> _Problem statement_: Drop the pictures, then extract the listing word for word.

> _Material_:
================

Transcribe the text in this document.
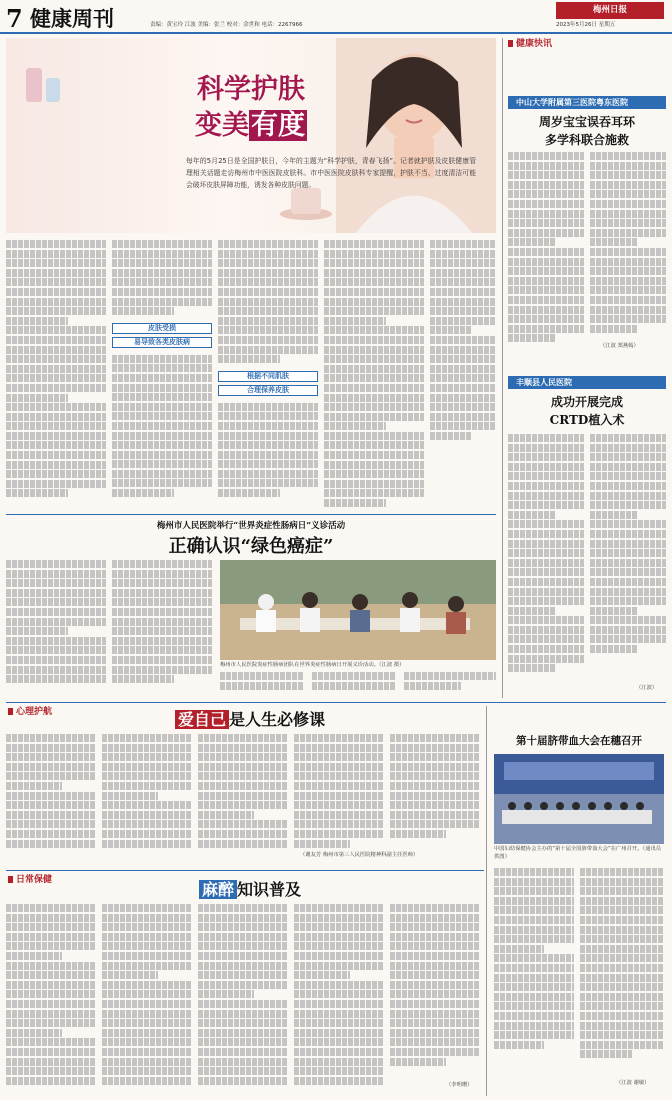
7 健康周刊	责编：黄宝玲 江波 美编：张兰 校对：余世和 电话：2267966
梅州日报
2023年5月26日 星期五
科学护肤
变美有度
每年的5月25日是全国护肤日，今年的主题为“科学护肤，青春飞扬”。记者就护肤及皮肤健康管理相关话题走访梅州市中医医院皮肤科。市中医医院皮肤科专家提醒，护肤不当、过度清洁可能会破坏皮肤屏障功能，诱发各种皮肤问题。
皮肤受损
易导致各类皮肤病
根据不同肌肤
合理保养皮肤
健康快讯
中山大学附属第三医院粤东医院
周岁宝宝误吞耳环
多学科联合施救
（江波 郑燕嫣）
丰顺县人民医院
成功开展完成
CRTD植入术
（江波）
梅州市人民医院举行“世界炎症性肠病日”义诊活动
正确认识“绿色癌症”
梅州市人民医院炎症性肠病团队在世界炎症性肠病日开展义诊活动。（江波 摄）
心理护航	爱自己 是人生必修课
（谢友芳 梅州市第三人民医院精神科副主任医师）
第十届脐带血大会在穗召开
中国妇幼保健协会主办的“第十届全国脐带血大会”在广州召开。（通讯员供图）
（江波 谢敏）
日常保健	麻醉 知识普及
（李明珊）
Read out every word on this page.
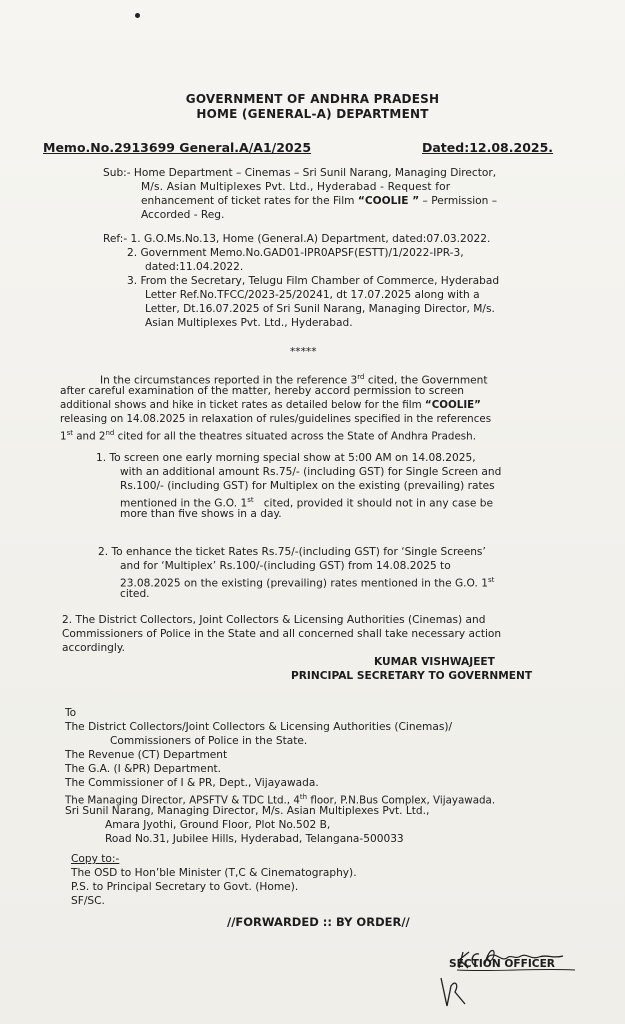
GOVERNMENT OF ANDHRA PRADESH
HOME (GENERAL-A) DEPARTMENT
Memo.No.2913699 General.A/A1/2025	Dated:12.08.2025.
Sub:- Home Department – Cinemas – Sri Sunil Narang, Managing Director,
M/s. Asian Multiplexes Pvt. Ltd., Hyderabad - Request for
enhancement of ticket rates for the Film “COOLIE ” – Permission –
Accorded - Reg.
Ref:- 1. G.O.Ms.No.13, Home (General.A) Department, dated:07.03.2022.
2. Government Memo.No.GAD01-IPR0APSF(ESTT)/1/2022-IPR-3,
dated:11.04.2022.
3. From the Secretary, Telugu Film Chamber of Commerce, Hyderabad
Letter Ref.No.TFCC/2023-25/20241, dt 17.07.2025 along with a
Letter, Dt.16.07.2025 of Sri Sunil Narang, Managing Director, M/s.
Asian Multiplexes Pvt. Ltd., Hyderabad.
*****
In the circumstances reported in the reference 3rd cited, the Government
after careful examination of the matter, hereby accord permission to screen
additional shows and hike in ticket rates as detailed below for the film “COOLIE”
releasing on 14.08.2025 in relaxation of rules/guidelines specified in the references
1st and 2nd cited for all the theatres situated across the State of Andhra Pradesh.
1. To screen one early morning special show at 5:00 AM on 14.08.2025,
with an additional amount Rs.75/- (including GST) for Single Screen and
Rs.100/- (including GST) for Multiplex on the existing (prevailing) rates
mentioned in the G.O. 1st   cited, provided it should not in any case be
more than five shows in a day.
2. To enhance the ticket Rates Rs.75/-(including GST) for ‘Single Screens’
and for ‘Multiplex’ Rs.100/-(including GST) from 14.08.2025 to
23.08.2025 on the existing (prevailing) rates mentioned in the G.O. 1st
cited.
2. The District Collectors, Joint Collectors & Licensing Authorities (Cinemas) and
Commissioners of Police in the State and all concerned shall take necessary action
accordingly.
KUMAR VISHWAJEET
PRINCIPAL SECRETARY TO GOVERNMENT
To
The District Collectors/Joint Collectors & Licensing Authorities (Cinemas)/
Commissioners of Police in the State.
The Revenue (CT) Department
The G.A. (I &PR) Department.
The Commissioner of I & PR, Dept., Vijayawada.
The Managing Director, APSFTV & TDC Ltd., 4th floor, P.N.Bus Complex, Vijayawada.
Sri Sunil Narang, Managing Director, M/s. Asian Multiplexes Pvt. Ltd.,
Amara Jyothi, Ground Floor, Plot No.502 B,
Road No.31, Jubilee Hills, Hyderabad, Telangana-500033
Copy to:-
The OSD to Hon’ble Minister (T,C & Cinematography).
P.S. to Principal Secretary to Govt. (Home).
SF/SC.
//FORWARDED :: BY ORDER//
SECTION OFFICER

================

> _Answer to this problem_:
Transcribe the text in this document.
7 健康周刊	责编：黄宝玲 江波 美编：张兰 校对：余世和 电话：2267966
梅州日报
2023年5月26日 星期五
科学护肤
变美有度
每年的5月25日是全国护肤日，今年的主题为“科学护肤，青春飞扬”。记者就护肤及皮肤健康管理相关话题走访梅州市中医医院皮肤科。市中医医院皮肤科专家提醒，护肤不当、过度清洁可能会破坏皮肤屏障功能，诱发各种皮肤问题。
皮肤受损
易导致各类皮肤病
根据不同肌肤
合理保养皮肤
健康快讯
中山大学附属第三医院粤东医院
周岁宝宝误吞耳环
多学科联合施救
（江波 郑燕嫣）
丰顺县人民医院
成功开展完成
CRTD植入术
（江波）
梅州市人民医院举行“世界炎症性肠病日”义诊活动
正确认识“绿色癌症”
梅州市人民医院炎症性肠病团队在世界炎症性肠病日开展义诊活动。（江波 摄）
心理护航	爱自己 是人生必修课
（谢友芳 梅州市第三人民医院精神科副主任医师）
第十届脐带血大会在穗召开
中国妇幼保健协会主办的“第十届全国脐带血大会”在广州召开。（通讯员供图）
（江波 谢敏）
日常保健	麻醉 知识普及
（李明珊）
Read out every word on this page.
GOVERNMENT OF ANDHRA PRADESH
HOME (GENERAL-A) DEPARTMENT
Memo.No.2913699 General.A/A1/2025	Dated:12.08.2025.
Sub:- Home Department – Cinemas – Sri Sunil Narang, Managing Director,
M/s. Asian Multiplexes Pvt. Ltd., Hyderabad - Request for
enhancement of ticket rates for the Film “COOLIE ” – Permission –
Accorded - Reg.
Ref:- 1. G.O.Ms.No.13, Home (General.A) Department, dated:07.03.2022.
2. Government Memo.No.GAD01-IPR0APSF(ESTT)/1/2022-IPR-3,
dated:11.04.2022.
3. From the Secretary, Telugu Film Chamber of Commerce, Hyderabad
Letter Ref.No.TFCC/2023-25/20241, dt 17.07.2025 along with a
Letter, Dt.16.07.2025 of Sri Sunil Narang, Managing Director, M/s.
Asian Multiplexes Pvt. Ltd., Hyderabad.
*****
In the circumstances reported in the reference 3rd cited, the Government
after careful examination of the matter, hereby accord permission to screen
additional shows and hike in ticket rates as detailed below for the film “COOLIE”
releasing on 14.08.2025 in relaxation of rules/guidelines specified in the references
1st and 2nd cited for all the theatres situated across the State of Andhra Pradesh.
1. To screen one early morning special show at 5:00 AM on 14.08.2025,
with an additional amount Rs.75/- (including GST) for Single Screen and
Rs.100/- (including GST) for Multiplex on the existing (prevailing) rates
mentioned in the G.O. 1st   cited, provided it should not in any case be
more than five shows in a day.
2. To enhance the ticket Rates Rs.75/-(including GST) for ‘Single Screens’
and for ‘Multiplex’ Rs.100/-(including GST) from 14.08.2025 to
23.08.2025 on the existing (prevailing) rates mentioned in the G.O. 1st
cited.
2. The District Collectors, Joint Collectors & Licensing Authorities (Cinemas) and
Commissioners of Police in the State and all concerned shall take necessary action
accordingly.
KUMAR VISHWAJEET
PRINCIPAL SECRETARY TO GOVERNMENT
To
The District Collectors/Joint Collectors & Licensing Authorities (Cinemas)/
Commissioners of Police in the State.
The Revenue (CT) Department
The G.A. (I &PR) Department.
The Commissioner of I & PR, Dept., Vijayawada.
The Managing Director, APSFTV & TDC Ltd., 4th floor, P.N.Bus Complex, Vijayawada.
Sri Sunil Narang, Managing Director, M/s. Asian Multiplexes Pvt. Ltd.,
Amara Jyothi, Ground Floor, Plot No.502 B,
Road No.31, Jubilee Hills, Hyderabad, Telangana-500033
Copy to:-
The OSD to Hon’ble Minister (T,C & Cinematography).
P.S. to Principal Secretary to Govt. (Home).
SF/SC.
//FORWARDED :: BY ORDER//
SECTION OFFICER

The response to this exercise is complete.